* _Listing_:
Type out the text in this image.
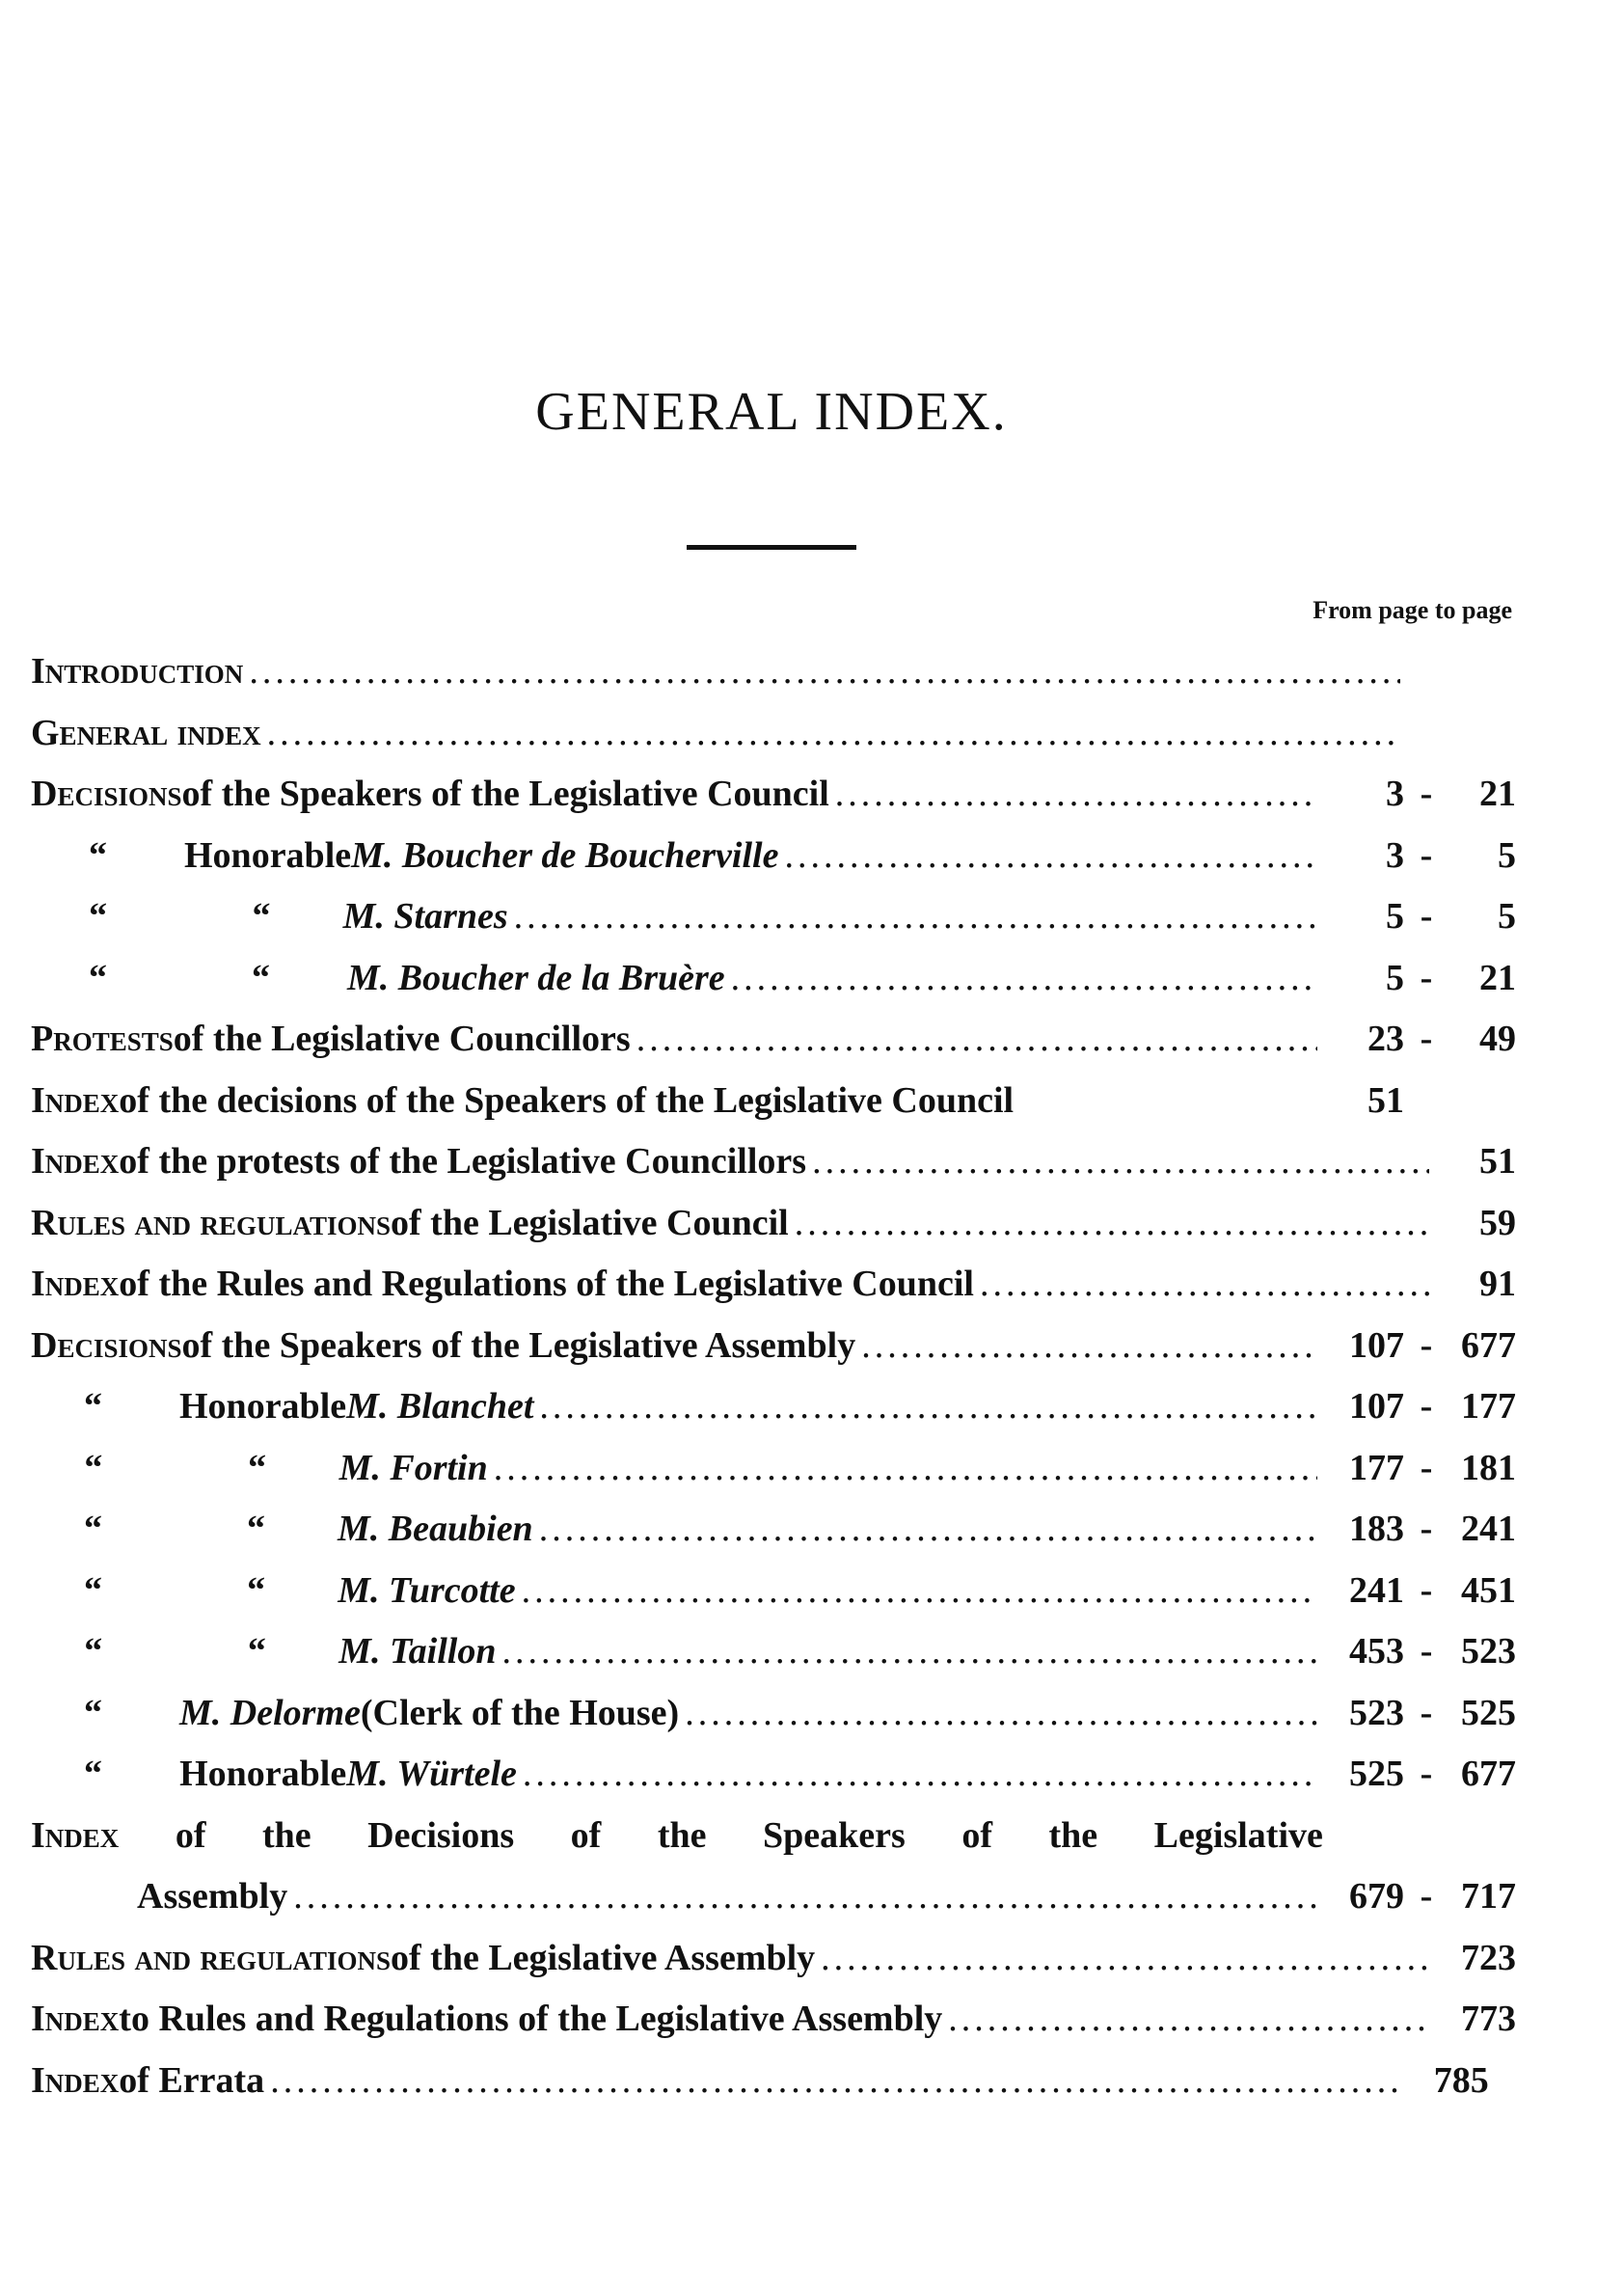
GENERAL INDEX.
From page to page
Introduction
.....
General index
.....
Decisions of the Speakers of the Legislative Council .....	3 -	21
“	Honorable M. Boucher de Boucherville .....	3 -	5
“	“	M. Starnes .....	5 -	5
“	“	M. Boucher de la Bruère .....	5 -	21
Protests of the Legislative Councillors .....	23 -	49
Index of the decisions of the Speakers of the Legislative Council	51
Index of the protests of the Legislative Councillors .....	51
Rules and regulations of the Legislative Council .....	59
Index of the Rules and Regulations of the Legislative Council .....	91
Decisions of the Speakers of the Legislative Assembly .....	107 - 677
“	Honorable M. Blanchet .....	107 - 177
“	“	M. Fortin .....	177 - 181
“	“	M. Beaubien .....	183 - 241
“	“	M. Turcotte .....	241 - 451
“	“	M. Taillon .....	453 - 523
“	M. Delorme (Clerk of the House) .....	523 - 525
“	Honorable M. Würtele .....	525 - 677
Index of the Decisions of the Speakers of the Legislative
Assembly .....	679 - 717
Rules and regulations of the Legislative Assembly .....	723
Index to Rules and Regulations of the Legislative Assembly .....	773
Index of Errata .....	785
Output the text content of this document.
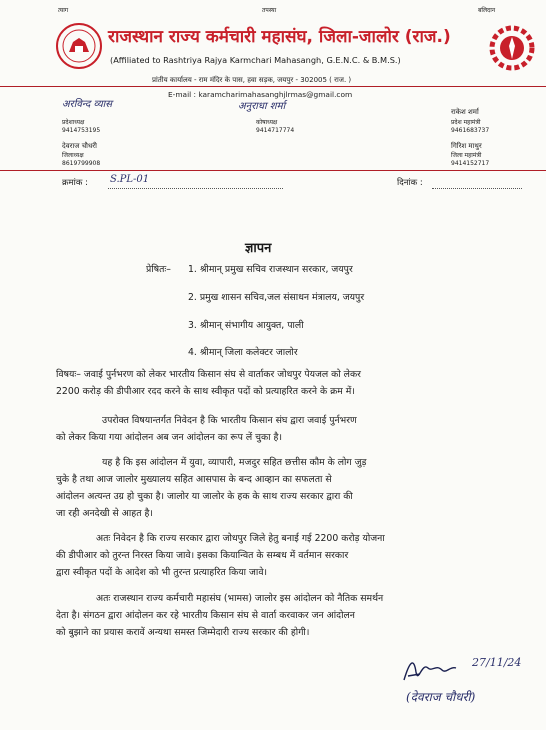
त्याग	तपस्या	बलिदान
राजस्थान राज्य कर्मचारी महासंघ, जिला-जालोर (राज.)
(Affiliated to Rashtriya Rajya Karmchari Mahasangh, G.E.N.C. & B.M.S.)
प्रांतीय कार्यालय - राम मंदिर के पास, हवा सड़क, जयपुर - 302005 ( राज. )
E-mail : karamcharimahasanghjlrmas@gmail.com
अरविन्द व्यास
प्रदेशाध्यक्ष
9414753195
अनुराधा शर्मा
कोषाध्यक्ष
9414717774
राकेश शर्मा
प्रदेश महामंत्री
9461683737
देवराज चौधरी
जिलाध्यक्ष
8619799908
गिरिश माथुर
जिला महामंत्री
9414152717
क्रमांक : S.PL-01	दिनांक :
ज्ञापन
प्रेषितः– 1. श्रीमान् प्रमुख सचिव राजस्थान सरकार, जयपुर
2. प्रमुख शासन सचिव,जल संसाधन मंत्रालय, जयपुर
3. श्रीमान् संभागीय आयुक्त, पाली
4. श्रीमान् जिला कलेक्टर जालोर
विषयः– जवाई पुर्नभरण को लेकर भारतीय किसान संघ से वार्ताकर जोधपुर पेयजल को लेकर
2200 करोड़ की डीपीआर रदद करने के साथ स्वीकृत पदों को प्रत्याहरित करने के क्रम में।
उपरोक्त विषयान्तर्गत निवेदन है कि भारतीय किसान संघ द्वारा जवाई पुर्नभरण
को लेकर किया गया आंदोलन अब जन आंदोलन का रूप लें चुका है।
यह है कि इस आंदोलन में युवा, व्यापारी, मजदुर सहित छत्तीस कौम के लोग जुड़
चुके है तथा आज जालोर मुख्यालय सहित आसपास के बन्द आव्हान का सफलता से
आंदोलन अत्यन्त उग्र हो चुका है। जालोर या जालोर के हक के साथ राज्य सरकार द्वारा की
जा रही अनदेखी से आहत है।
अतः निवेदन है कि राज्य सरकार द्वारा जोधपुर जिले हेतु बनाई गई 2200 करोड़ योजना
की डीपीआर को तुरन्त निरस्त किया जावे। इसका कियान्वित के सम्बध में वर्तमान सरकार
द्वारा स्वीकृत पदों के आदेश को भी तुरन्त प्रत्याहरित किया जावे।
अतः राजस्थान राज्य कर्मचारी महासंघ (भामस) जालोर इस आंदोलन को नैतिक समर्थन
देता है। संगठन द्वारा आंदोलन कर रहे भारतीय किसान संघ से वार्ता करवाकर जन आंदोलन
को बुझाने का प्रयास करावें अन्यथा समस्त जिम्मेदारी राज्य सरकार की होगी।
27/11/24
(देवराज चौधरी)
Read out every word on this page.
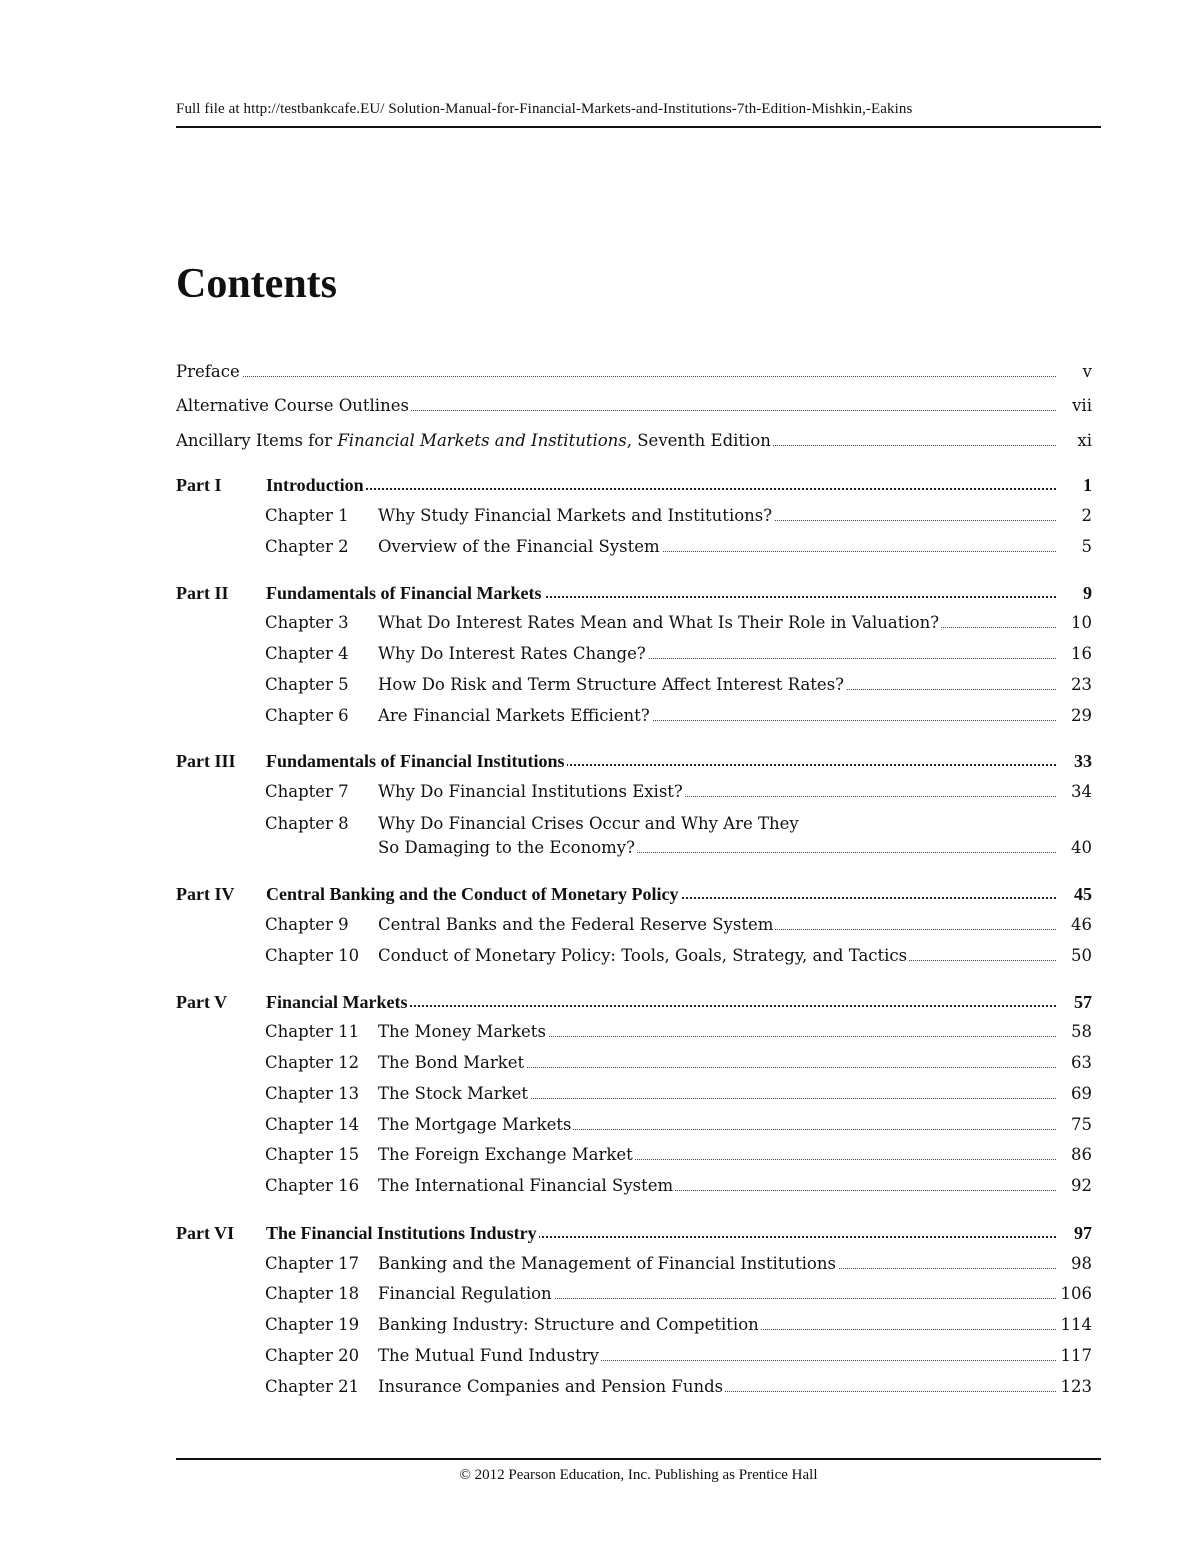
Full file at http://testbankcafe.EU/ Solution-Manual-for-Financial-Markets-and-Institutions-7th-Edition-Mishkin,-Eakins
Contents
Preface	v
Alternative Course Outlines	vii
Ancillary Items for Financial Markets and Institutions, Seventh Edition	xi
Part I Introduction	1
Chapter 1 Why Study Financial Markets and Institutions?	2
Chapter 2 Overview of the Financial System	5
Part II Fundamentals of Financial Markets	9
Chapter 3 What Do Interest Rates Mean and What Is Their Role in Valuation?	10
Chapter 4 Why Do Interest Rates Change?	16
Chapter 5 How Do Risk and Term Structure Affect Interest Rates?	23
Chapter 6 Are Financial Markets Efficient?	29
Part III Fundamentals of Financial Institutions	33
Chapter 7 Why Do Financial Institutions Exist?	34
Chapter 8 Why Do Financial Crises Occur and Why Are They
So Damaging to the Economy?	40
Part IV Central Banking and the Conduct of Monetary Policy	45
Chapter 9 Central Banks and the Federal Reserve System	46
Chapter 10 Conduct of Monetary Policy: Tools, Goals, Strategy, and Tactics	50
Part V Financial Markets	57
Chapter 11 The Money Markets	58
Chapter 12 The Bond Market	63
Chapter 13 The Stock Market	69
Chapter 14 The Mortgage Markets	75
Chapter 15 The Foreign Exchange Market	86
Chapter 16 The International Financial System	92
Part VI The Financial Institutions Industry	97
Chapter 17 Banking and the Management of Financial Institutions	98
Chapter 18 Financial Regulation	106
Chapter 19 Banking Industry: Structure and Competition	114
Chapter 20 The Mutual Fund Industry	117
Chapter 21 Insurance Companies and Pension Funds	123
© 2012 Pearson Education, Inc. Publishing as Prentice Hall
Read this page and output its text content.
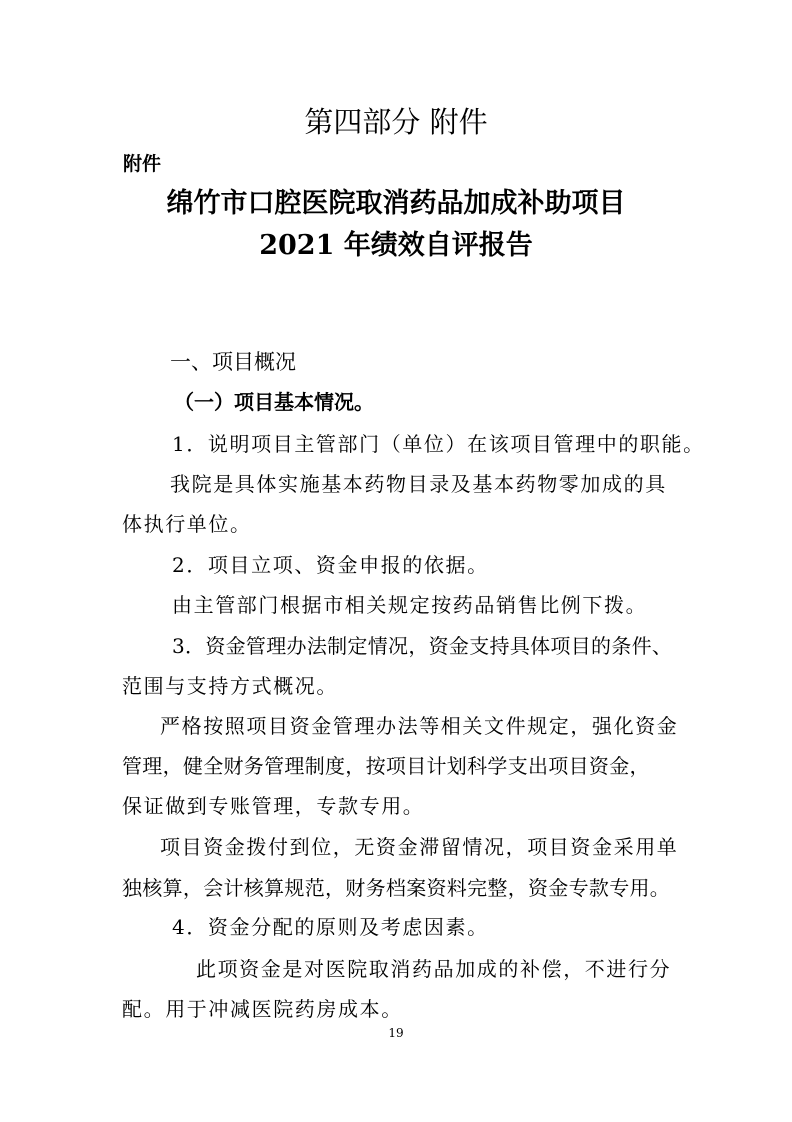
第四部分 附件
附件
绵竹市口腔医院取消药品加成补助项目
2021 年绩效自评报告
一、项目概况
（一）项目基本情况。
1．说明项目主管部门（单位）在该项目管理中的职能。
我院是具体实施基本药物目录及基本药物零加成的具
体执行单位。
2．项目立项、资金申报的依据。
由主管部门根据市相关规定按药品销售比例下拨。
3．资金管理办法制定情况，资金支持具体项目的条件、
范围与支持方式概况。
严格按照项目资金管理办法等相关文件规定，强化资金
管理，健全财务管理制度，按项目计划科学支出项目资金，
保证做到专账管理，专款专用。
项目资金拨付到位，无资金滞留情况，项目资金采用单
独核算，会计核算规范，财务档案资料完整，资金专款专用。
4．资金分配的原则及考虑因素。
此项资金是对医院取消药品加成的补偿，不进行分
配。用于冲减医院药房成本。
19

* _Direction_: Look through the entries above. Extract each line with the word "Banking".

* _Full solution_:
Part IV Central Banking and the Conduct of Monetary Policy	45
Chapter 17 Banking and the Management of Financial Institutions	98
Chapter 19 Banking Industry: Structure and Competition	114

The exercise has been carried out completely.